Challenge ▸ A faithful transcription of all the data is required.

** start **

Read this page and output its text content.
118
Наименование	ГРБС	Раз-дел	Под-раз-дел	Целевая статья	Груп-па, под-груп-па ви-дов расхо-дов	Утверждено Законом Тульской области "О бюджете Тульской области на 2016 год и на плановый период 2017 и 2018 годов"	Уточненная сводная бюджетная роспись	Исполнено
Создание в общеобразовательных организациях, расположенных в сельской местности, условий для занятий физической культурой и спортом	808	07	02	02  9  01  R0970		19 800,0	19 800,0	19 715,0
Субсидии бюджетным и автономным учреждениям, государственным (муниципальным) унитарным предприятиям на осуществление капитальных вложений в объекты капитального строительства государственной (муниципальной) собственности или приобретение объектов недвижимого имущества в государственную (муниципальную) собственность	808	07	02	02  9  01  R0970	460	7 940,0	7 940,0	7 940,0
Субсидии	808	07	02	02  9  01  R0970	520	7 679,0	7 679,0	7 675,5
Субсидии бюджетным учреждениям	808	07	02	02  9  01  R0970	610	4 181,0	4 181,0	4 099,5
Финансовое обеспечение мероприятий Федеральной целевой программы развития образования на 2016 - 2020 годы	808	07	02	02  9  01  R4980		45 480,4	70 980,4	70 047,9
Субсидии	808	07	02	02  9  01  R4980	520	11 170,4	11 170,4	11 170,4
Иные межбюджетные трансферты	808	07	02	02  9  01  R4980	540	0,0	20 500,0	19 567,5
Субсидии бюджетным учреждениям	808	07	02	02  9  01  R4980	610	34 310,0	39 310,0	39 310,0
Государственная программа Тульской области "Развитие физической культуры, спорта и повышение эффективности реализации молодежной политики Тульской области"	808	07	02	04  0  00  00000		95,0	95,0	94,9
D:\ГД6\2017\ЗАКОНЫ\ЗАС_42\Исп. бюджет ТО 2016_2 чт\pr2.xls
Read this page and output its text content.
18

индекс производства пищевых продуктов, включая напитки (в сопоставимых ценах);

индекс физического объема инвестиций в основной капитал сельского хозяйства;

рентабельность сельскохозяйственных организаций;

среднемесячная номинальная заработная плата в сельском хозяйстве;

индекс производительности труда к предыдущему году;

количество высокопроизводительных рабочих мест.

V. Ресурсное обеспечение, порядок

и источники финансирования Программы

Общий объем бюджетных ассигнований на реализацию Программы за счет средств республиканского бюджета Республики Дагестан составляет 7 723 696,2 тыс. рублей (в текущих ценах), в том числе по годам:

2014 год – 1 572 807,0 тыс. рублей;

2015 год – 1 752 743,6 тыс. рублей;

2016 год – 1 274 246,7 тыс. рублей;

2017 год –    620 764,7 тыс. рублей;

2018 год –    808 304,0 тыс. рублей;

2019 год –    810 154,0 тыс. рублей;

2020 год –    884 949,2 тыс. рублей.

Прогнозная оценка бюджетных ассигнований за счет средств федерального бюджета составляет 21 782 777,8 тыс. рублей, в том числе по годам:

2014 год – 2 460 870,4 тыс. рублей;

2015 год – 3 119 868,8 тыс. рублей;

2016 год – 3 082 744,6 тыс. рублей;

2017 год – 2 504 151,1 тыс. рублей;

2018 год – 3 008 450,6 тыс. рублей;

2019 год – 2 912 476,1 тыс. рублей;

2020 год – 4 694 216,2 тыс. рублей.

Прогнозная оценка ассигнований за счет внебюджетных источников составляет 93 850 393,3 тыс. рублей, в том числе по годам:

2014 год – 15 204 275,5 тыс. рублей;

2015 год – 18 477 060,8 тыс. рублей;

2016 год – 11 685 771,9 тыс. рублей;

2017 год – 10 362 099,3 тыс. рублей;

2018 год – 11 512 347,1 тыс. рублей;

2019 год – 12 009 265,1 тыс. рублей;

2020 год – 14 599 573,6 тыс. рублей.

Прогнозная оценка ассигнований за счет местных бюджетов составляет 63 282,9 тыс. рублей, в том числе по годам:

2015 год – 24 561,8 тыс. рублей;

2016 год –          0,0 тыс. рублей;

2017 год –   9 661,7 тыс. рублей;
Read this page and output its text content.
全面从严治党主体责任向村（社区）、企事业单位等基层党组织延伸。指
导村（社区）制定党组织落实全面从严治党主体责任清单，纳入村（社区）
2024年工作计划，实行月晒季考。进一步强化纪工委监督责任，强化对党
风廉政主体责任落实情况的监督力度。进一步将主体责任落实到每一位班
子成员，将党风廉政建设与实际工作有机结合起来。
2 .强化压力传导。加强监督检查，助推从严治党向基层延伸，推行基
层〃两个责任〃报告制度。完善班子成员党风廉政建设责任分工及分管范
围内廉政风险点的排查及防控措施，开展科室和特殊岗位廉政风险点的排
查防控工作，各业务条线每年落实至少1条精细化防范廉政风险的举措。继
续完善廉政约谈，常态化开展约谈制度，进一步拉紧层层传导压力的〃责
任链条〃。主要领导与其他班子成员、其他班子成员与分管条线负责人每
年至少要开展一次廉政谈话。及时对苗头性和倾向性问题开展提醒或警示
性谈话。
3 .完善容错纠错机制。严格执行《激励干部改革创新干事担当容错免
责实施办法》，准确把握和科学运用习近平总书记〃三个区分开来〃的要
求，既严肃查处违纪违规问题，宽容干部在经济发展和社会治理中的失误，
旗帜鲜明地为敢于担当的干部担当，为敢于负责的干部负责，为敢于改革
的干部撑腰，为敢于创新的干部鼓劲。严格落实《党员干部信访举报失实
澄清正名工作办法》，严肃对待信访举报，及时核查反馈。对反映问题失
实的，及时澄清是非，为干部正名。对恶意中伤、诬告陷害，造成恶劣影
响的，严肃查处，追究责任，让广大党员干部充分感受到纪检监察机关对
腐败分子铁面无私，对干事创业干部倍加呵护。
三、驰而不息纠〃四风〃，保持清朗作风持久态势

** end **

Task solution ▸
Read this page and output its text content.
118
Наименование	ГРБС	Раз-дел	Под-раз-дел	Целевая статья	Груп-па, под-груп-па ви-дов расхо-дов	Утверждено Законом Тульской области "О бюджете Тульской области на 2016 год и на плановый период 2017 и 2018 годов"	Уточненная сводная бюджетная роспись	Исполнено
Создание в общеобразовательных организациях, расположенных в сельской местности, условий для занятий физической культурой и спортом	808	07	02	02  9  01  R0970		19 800,0	19 800,0	19 715,0
Субсидии бюджетным и автономным учреждениям, государственным (муниципальным) унитарным предприятиям на осуществление капитальных вложений в объекты капитального строительства государственной (муниципальной) собственности или приобретение объектов недвижимого имущества в государственную (муниципальную) собственность	808	07	02	02  9  01  R0970	460	7 940,0	7 940,0	7 940,0
Субсидии	808	07	02	02  9  01  R0970	520	7 679,0	7 679,0	7 675,5
Субсидии бюджетным учреждениям	808	07	02	02  9  01  R0970	610	4 181,0	4 181,0	4 099,5
Финансовое обеспечение мероприятий Федеральной целевой программы развития образования на 2016 - 2020 годы	808	07	02	02  9  01  R4980		45 480,4	70 980,4	70 047,9
Субсидии	808	07	02	02  9  01  R4980	520	11 170,4	11 170,4	11 170,4
Иные межбюджетные трансферты	808	07	02	02  9  01  R4980	540	0,0	20 500,0	19 567,5
Субсидии бюджетным учреждениям	808	07	02	02  9  01  R4980	610	34 310,0	39 310,0	39 310,0
Государственная программа Тульской области "Развитие физической культуры, спорта и повышение эффективности реализации молодежной политики Тульской области"	808	07	02	04  0  00  00000		95,0	95,0	94,9
D:\ГД6\2017\ЗАКОНЫ\ЗАС_42\Исп. бюджет ТО 2016_2 чт\pr2.xls
Read this page and output its text content.
18

индекс производства пищевых продуктов, включая напитки (в сопоставимых ценах);

индекс физического объема инвестиций в основной капитал сельского хозяйства;

рентабельность сельскохозяйственных организаций;

среднемесячная номинальная заработная плата в сельском хозяйстве;

индекс производительности труда к предыдущему году;

количество высокопроизводительных рабочих мест.

V. Ресурсное обеспечение, порядок

и источники финансирования Программы

Общий объем бюджетных ассигнований на реализацию Программы за счет средств республиканского бюджета Республики Дагестан составляет 7 723 696,2 тыс. рублей (в текущих ценах), в том числе по годам:

2014 год – 1 572 807,0 тыс. рублей;

2015 год – 1 752 743,6 тыс. рублей;

2016 год – 1 274 246,7 тыс. рублей;

2017 год –    620 764,7 тыс. рублей;

2018 год –    808 304,0 тыс. рублей;

2019 год –    810 154,0 тыс. рублей;

2020 год –    884 949,2 тыс. рублей.

Прогнозная оценка бюджетных ассигнований за счет средств федерального бюджета составляет 21 782 777,8 тыс. рублей, в том числе по годам:

2014 год – 2 460 870,4 тыс. рублей;

2015 год – 3 119 868,8 тыс. рублей;

2016 год – 3 082 744,6 тыс. рублей;

2017 год – 2 504 151,1 тыс. рублей;

2018 год – 3 008 450,6 тыс. рублей;

2019 год – 2 912 476,1 тыс. рублей;

2020 год – 4 694 216,2 тыс. рублей.

Прогнозная оценка ассигнований за счет внебюджетных источников составляет 93 850 393,3 тыс. рублей, в том числе по годам:

2014 год – 15 204 275,5 тыс. рублей;

2015 год – 18 477 060,8 тыс. рублей;

2016 год – 11 685 771,9 тыс. рублей;

2017 год – 10 362 099,3 тыс. рублей;

2018 год – 11 512 347,1 тыс. рублей;

2019 год – 12 009 265,1 тыс. рублей;

2020 год – 14 599 573,6 тыс. рублей.

Прогнозная оценка ассигнований за счет местных бюджетов составляет 63 282,9 тыс. рублей, в том числе по годам:

2015 год – 24 561,8 тыс. рублей;

2016 год –          0,0 тыс. рублей;

2017 год –   9 661,7 тыс. рублей;
Read this page and output its text content.
全面从严治党主体责任向村（社区）、企事业单位等基层党组织延伸。指
导村（社区）制定党组织落实全面从严治党主体责任清单，纳入村（社区）
2024年工作计划，实行月晒季考。进一步强化纪工委监督责任，强化对党
风廉政主体责任落实情况的监督力度。进一步将主体责任落实到每一位班
子成员，将党风廉政建设与实际工作有机结合起来。
2 .强化压力传导。加强监督检查，助推从严治党向基层延伸，推行基
层〃两个责任〃报告制度。完善班子成员党风廉政建设责任分工及分管范
围内廉政风险点的排查及防控措施，开展科室和特殊岗位廉政风险点的排
查防控工作，各业务条线每年落实至少1条精细化防范廉政风险的举措。继
续完善廉政约谈，常态化开展约谈制度，进一步拉紧层层传导压力的〃责
任链条〃。主要领导与其他班子成员、其他班子成员与分管条线负责人每
年至少要开展一次廉政谈话。及时对苗头性和倾向性问题开展提醒或警示
性谈话。
3 .完善容错纠错机制。严格执行《激励干部改革创新干事担当容错免
责实施办法》，准确把握和科学运用习近平总书记〃三个区分开来〃的要
求，既严肃查处违纪违规问题，宽容干部在经济发展和社会治理中的失误，
旗帜鲜明地为敢于担当的干部担当，为敢于负责的干部负责，为敢于改革
的干部撑腰，为敢于创新的干部鼓劲。严格落实《党员干部信访举报失实
澄清正名工作办法》，严肃对待信访举报，及时核查反馈。对反映问题失
实的，及时澄清是非，为干部正名。对恶意中伤、诬告陷害，造成恶劣影
响的，严肃查处，追究责任，让广大党员干部充分感受到纪检监察机关对
腐败分子铁面无私，对干事创业干部倍加呵护。
三、驰而不息纠〃四风〃，保持清朗作风持久态势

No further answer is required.